● **GIVEN TASK**:
What is the count of lines in the listing below that hold the string "open"? Reply with that number alone.

Extracts from a graphics dataset:
□ □ □ □ □
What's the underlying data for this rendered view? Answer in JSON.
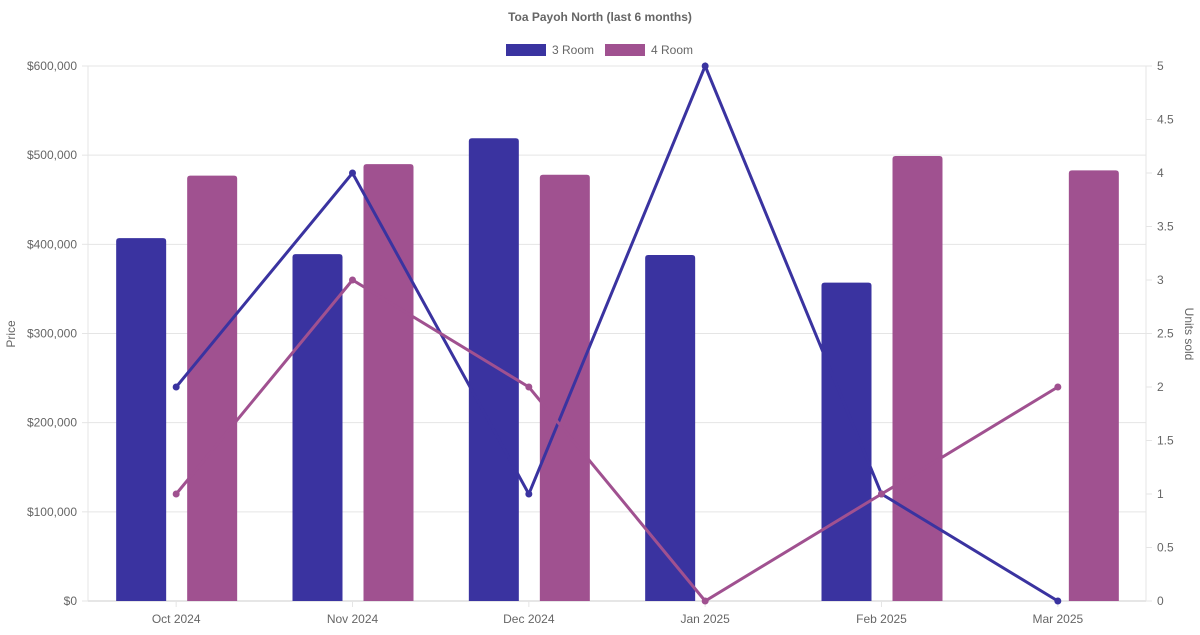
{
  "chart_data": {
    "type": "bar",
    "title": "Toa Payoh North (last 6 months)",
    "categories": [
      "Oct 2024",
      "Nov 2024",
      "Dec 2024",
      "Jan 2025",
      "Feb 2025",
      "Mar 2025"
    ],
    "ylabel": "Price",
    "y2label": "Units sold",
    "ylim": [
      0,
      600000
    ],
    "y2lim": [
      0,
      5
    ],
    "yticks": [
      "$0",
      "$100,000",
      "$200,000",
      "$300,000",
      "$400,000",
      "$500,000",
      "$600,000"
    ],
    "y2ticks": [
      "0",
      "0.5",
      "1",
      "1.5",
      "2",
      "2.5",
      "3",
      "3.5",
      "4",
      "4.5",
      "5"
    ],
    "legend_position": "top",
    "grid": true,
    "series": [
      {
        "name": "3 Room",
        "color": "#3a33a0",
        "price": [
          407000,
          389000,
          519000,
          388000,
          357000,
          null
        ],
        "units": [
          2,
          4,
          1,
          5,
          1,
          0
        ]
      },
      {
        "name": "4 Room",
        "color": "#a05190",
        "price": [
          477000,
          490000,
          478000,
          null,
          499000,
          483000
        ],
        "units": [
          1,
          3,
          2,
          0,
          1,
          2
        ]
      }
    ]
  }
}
□ □ □ □ □
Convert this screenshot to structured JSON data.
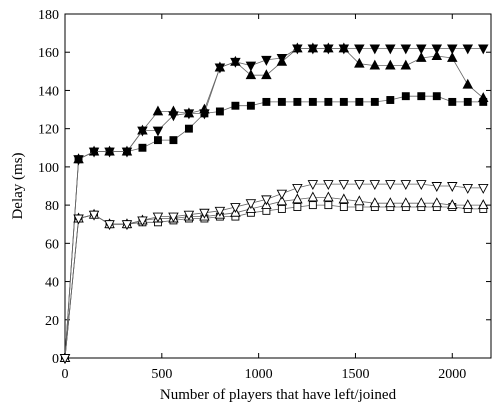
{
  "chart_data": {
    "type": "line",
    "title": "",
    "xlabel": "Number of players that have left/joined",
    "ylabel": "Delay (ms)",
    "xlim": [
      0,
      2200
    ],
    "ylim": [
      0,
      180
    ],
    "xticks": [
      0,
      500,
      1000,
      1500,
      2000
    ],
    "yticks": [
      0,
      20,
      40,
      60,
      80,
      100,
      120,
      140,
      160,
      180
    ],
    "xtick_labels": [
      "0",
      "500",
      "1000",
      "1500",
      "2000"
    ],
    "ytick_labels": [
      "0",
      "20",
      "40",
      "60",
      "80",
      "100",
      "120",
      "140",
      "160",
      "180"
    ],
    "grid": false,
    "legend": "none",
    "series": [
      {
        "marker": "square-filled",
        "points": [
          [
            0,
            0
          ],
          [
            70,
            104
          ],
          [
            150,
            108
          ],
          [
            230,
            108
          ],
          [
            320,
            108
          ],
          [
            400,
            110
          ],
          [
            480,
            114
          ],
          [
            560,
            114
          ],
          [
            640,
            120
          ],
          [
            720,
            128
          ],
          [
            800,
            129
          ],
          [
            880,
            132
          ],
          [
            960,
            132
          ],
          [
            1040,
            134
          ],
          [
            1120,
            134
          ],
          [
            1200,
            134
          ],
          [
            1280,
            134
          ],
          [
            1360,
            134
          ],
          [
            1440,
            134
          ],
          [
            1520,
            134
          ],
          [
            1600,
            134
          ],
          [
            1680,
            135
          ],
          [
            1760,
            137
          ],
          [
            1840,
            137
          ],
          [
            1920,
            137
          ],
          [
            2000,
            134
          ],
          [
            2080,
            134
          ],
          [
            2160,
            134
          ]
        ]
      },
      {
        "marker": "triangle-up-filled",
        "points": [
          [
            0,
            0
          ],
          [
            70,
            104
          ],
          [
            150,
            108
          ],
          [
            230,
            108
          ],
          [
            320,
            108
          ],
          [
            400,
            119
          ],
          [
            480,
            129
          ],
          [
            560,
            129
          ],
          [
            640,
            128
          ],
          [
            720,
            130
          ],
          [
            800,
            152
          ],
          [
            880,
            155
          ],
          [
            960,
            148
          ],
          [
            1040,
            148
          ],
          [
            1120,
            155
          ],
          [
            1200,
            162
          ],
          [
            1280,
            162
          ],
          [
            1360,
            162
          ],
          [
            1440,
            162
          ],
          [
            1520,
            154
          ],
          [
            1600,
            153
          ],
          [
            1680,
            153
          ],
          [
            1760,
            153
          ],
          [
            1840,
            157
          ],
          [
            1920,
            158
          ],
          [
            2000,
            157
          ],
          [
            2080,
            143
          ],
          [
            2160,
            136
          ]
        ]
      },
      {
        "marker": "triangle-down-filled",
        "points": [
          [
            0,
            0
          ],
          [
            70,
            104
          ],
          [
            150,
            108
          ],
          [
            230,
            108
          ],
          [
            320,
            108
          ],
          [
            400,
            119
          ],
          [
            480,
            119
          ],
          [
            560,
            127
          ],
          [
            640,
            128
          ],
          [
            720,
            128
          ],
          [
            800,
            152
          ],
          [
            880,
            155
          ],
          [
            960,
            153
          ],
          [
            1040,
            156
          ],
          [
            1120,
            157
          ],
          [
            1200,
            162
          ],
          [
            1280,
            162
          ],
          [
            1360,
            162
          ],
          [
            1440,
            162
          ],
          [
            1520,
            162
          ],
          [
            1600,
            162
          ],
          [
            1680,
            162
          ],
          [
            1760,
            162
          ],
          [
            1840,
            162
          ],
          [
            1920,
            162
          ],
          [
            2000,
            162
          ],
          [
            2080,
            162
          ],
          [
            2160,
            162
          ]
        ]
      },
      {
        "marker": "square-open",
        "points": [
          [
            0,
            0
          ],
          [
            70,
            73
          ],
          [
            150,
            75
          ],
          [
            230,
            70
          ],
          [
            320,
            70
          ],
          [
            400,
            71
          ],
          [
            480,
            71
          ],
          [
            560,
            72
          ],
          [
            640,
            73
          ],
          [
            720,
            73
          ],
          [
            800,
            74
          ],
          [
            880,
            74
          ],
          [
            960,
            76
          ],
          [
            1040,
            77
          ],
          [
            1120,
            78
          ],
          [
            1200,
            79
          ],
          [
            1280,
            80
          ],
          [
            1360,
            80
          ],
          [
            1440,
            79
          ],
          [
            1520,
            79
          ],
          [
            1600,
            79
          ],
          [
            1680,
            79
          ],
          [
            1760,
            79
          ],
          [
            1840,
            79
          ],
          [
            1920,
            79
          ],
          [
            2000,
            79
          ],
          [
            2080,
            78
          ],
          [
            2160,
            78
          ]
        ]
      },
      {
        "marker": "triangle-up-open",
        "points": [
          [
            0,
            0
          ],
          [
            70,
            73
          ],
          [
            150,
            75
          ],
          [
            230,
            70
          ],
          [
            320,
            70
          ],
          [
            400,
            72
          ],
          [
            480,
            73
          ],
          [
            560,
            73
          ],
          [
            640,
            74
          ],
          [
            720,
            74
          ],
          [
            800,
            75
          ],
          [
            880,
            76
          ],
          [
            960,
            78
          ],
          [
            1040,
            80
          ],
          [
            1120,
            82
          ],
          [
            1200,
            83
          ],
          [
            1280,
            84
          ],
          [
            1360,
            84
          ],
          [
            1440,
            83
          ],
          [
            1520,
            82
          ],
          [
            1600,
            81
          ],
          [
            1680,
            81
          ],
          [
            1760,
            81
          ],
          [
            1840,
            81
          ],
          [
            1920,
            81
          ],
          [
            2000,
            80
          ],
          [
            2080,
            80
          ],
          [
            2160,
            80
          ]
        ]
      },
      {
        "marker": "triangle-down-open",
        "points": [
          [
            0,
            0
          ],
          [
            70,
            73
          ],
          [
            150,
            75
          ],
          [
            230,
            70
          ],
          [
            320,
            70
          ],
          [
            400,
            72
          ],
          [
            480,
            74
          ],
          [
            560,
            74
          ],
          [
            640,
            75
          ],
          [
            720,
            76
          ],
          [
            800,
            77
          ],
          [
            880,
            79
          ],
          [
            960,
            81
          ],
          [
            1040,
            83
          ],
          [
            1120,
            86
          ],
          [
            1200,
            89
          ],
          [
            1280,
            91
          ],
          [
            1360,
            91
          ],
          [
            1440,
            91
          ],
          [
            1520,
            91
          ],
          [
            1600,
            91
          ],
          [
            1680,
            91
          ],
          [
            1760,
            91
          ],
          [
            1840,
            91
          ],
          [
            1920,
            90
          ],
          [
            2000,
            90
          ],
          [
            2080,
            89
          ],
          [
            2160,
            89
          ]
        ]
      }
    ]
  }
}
□ □ □ □ □
● **WRITTEN SOLUTION**:
3